*Directions*: Would you transcribe the whole listing exactly, minus its pictures?

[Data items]
________________________

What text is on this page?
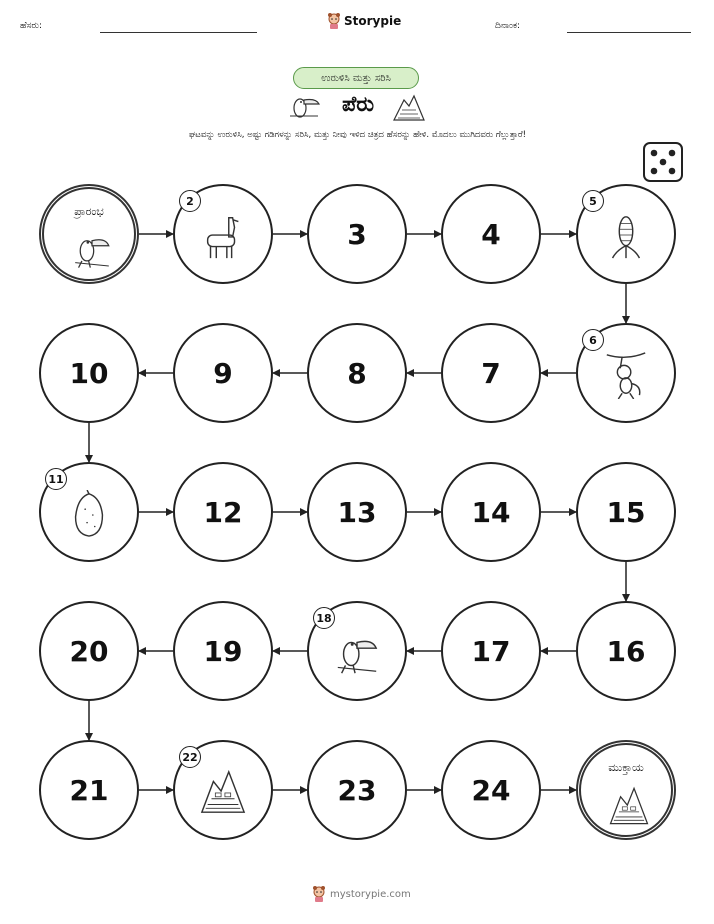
ಹೆಸರು:	Storypie	ದಿನಾಂಕ:
ಉರುಳಿಸಿ ಮತ್ತು ಸರಿಸಿ
ಪೆರು
ಘಟವನ್ನು ಉರುಳಿಸಿ, ಅಷ್ಟು ಗಡಿಗಳನ್ನು ಸರಿಸಿ, ಮತ್ತು ನೀವು ಇಳಿದ ಚಿತ್ರದ ಹೆಸರನ್ನು ಹೇಳಿ. ಮೊದಲು ಮುಗಿದವರು ಗೆಲ್ಲುತ್ತಾರೆ!
ಪ್ರಾರಂಭ
2
3	4
5
6
7
8
9
10
11
12	13	14	15
16
17
18
19
20
21
22
23	24
ಮುಕ್ತಾಯ
mystorypie.com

________________________

*Output of the task*:
What text is on this page?
ಹೆಸರು:	Storypie	ದಿನಾಂಕ:
ಉರುಳಿಸಿ ಮತ್ತು ಸರಿಸಿ
ಪೆರು
ಘಟವನ್ನು ಉರುಳಿಸಿ, ಅಷ್ಟು ಗಡಿಗಳನ್ನು ಸರಿಸಿ, ಮತ್ತು ನೀವು ಇಳಿದ ಚಿತ್ರದ ಹೆಸರನ್ನು ಹೇಳಿ. ಮೊದಲು ಮುಗಿದವರು ಗೆಲ್ಲುತ್ತಾರೆ!
ಪ್ರಾರಂಭ
2
3	4
5
6
7
8
9
10
11
12	13	14	15
16
17
18
19
20
21
22
23	24
ಮುಕ್ತಾಯ
mystorypie.com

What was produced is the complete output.